**Direction**
Extract every line that includes the string "sich".

**Supplied data**

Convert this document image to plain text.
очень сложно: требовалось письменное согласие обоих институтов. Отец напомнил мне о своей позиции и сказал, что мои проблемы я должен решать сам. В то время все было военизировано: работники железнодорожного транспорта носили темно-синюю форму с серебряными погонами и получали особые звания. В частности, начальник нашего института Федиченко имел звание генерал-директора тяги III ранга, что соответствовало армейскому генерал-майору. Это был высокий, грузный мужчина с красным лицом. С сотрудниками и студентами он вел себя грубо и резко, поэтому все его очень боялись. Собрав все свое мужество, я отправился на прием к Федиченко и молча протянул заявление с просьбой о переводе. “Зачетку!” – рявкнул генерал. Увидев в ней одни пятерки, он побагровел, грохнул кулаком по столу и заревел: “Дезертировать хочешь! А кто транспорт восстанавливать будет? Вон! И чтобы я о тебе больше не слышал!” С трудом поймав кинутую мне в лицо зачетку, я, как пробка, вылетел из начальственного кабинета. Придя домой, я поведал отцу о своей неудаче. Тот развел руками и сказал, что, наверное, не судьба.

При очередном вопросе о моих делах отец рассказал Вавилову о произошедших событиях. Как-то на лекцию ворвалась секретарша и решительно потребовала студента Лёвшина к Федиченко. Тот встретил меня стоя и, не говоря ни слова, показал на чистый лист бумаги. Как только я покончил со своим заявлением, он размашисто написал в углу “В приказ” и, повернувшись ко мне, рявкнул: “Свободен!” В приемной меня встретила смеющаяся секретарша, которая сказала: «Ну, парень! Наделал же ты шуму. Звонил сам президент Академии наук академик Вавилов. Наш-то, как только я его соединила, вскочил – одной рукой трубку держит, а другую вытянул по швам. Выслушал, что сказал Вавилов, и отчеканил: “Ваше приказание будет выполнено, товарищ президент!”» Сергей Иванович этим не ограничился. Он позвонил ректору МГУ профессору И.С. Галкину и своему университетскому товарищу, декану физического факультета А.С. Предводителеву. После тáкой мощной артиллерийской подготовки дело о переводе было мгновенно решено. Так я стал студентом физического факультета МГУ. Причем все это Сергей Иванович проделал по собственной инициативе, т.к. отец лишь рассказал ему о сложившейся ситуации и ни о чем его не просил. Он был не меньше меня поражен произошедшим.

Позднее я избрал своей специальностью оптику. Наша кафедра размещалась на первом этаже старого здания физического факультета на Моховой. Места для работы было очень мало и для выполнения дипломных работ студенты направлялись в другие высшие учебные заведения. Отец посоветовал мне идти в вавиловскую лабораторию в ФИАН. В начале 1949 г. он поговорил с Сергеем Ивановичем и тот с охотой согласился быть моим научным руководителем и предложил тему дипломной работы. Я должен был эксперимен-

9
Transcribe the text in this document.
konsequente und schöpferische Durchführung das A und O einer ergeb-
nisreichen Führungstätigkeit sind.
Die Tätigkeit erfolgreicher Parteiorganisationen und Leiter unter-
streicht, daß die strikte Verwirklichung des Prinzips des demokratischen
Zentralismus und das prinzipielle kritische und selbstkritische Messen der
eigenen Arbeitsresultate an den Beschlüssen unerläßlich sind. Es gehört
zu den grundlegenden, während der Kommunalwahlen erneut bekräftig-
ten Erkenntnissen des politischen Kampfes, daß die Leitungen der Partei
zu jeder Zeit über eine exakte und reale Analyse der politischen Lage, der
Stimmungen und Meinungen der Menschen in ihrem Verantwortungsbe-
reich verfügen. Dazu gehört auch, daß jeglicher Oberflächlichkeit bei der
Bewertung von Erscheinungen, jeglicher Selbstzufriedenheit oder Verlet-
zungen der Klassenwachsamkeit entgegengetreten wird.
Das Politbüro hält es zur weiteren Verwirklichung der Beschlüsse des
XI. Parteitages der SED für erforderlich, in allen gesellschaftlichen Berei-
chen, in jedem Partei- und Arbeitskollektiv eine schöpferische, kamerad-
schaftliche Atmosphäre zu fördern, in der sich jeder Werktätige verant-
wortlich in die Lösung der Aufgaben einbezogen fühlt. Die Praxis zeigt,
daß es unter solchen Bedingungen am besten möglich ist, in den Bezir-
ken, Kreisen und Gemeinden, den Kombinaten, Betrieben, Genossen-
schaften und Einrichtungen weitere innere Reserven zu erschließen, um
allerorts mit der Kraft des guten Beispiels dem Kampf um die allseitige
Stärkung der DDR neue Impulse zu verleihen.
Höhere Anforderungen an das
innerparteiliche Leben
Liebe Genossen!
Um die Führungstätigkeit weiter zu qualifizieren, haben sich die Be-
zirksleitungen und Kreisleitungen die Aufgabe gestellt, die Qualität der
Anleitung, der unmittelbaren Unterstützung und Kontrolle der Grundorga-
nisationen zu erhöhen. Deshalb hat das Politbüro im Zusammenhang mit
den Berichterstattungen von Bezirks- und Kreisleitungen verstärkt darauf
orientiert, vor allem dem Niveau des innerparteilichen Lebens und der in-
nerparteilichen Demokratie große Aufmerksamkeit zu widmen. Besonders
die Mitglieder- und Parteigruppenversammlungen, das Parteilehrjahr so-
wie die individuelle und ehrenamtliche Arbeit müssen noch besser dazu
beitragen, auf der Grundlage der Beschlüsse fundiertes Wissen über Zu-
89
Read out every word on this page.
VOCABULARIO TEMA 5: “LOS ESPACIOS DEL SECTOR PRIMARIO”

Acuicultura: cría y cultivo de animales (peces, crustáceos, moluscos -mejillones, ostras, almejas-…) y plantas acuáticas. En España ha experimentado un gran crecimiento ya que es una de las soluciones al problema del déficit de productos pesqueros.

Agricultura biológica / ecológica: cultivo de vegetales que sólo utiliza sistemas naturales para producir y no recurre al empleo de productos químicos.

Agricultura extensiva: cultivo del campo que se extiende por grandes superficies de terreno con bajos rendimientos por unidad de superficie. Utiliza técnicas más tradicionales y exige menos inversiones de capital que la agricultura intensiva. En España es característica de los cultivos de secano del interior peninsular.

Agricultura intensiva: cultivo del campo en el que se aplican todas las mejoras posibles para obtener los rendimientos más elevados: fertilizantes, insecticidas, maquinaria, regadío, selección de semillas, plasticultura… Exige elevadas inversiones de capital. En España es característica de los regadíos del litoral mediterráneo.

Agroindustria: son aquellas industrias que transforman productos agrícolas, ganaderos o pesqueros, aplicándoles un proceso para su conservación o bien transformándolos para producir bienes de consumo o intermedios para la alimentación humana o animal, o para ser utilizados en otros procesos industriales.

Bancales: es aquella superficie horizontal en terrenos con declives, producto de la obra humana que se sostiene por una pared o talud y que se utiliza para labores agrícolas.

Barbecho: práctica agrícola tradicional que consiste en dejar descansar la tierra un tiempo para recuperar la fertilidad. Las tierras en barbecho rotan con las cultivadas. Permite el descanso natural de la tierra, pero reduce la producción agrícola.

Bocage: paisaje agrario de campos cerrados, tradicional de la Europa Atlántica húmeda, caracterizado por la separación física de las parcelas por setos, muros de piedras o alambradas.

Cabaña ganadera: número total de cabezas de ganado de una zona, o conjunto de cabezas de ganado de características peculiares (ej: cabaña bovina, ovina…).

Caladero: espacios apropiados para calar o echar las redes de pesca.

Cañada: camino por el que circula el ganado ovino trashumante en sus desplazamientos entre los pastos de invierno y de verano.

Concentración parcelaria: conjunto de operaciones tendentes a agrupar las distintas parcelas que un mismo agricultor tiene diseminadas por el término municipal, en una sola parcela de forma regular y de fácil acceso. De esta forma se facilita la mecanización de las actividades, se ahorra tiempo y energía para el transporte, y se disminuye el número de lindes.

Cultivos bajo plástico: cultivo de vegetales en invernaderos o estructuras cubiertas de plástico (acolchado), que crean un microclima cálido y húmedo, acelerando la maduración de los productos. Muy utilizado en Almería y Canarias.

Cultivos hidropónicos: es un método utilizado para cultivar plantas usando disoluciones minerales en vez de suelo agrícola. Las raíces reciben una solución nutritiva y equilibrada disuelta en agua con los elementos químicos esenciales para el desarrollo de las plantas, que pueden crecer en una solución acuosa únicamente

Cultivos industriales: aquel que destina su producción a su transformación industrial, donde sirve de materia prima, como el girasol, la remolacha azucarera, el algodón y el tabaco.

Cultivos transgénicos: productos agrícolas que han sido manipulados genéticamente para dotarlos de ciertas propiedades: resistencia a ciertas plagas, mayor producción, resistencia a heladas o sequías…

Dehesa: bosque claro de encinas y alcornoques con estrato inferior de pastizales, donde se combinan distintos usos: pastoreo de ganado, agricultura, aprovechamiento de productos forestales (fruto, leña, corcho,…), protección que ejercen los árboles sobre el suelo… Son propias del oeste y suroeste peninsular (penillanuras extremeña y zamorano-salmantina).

**Task response**
schaftliche Atmosphäre zu fördern, in der sich jeder Werktätige verant-
Um die Führungstätigkeit weiter zu qualifizieren, haben sich die Be-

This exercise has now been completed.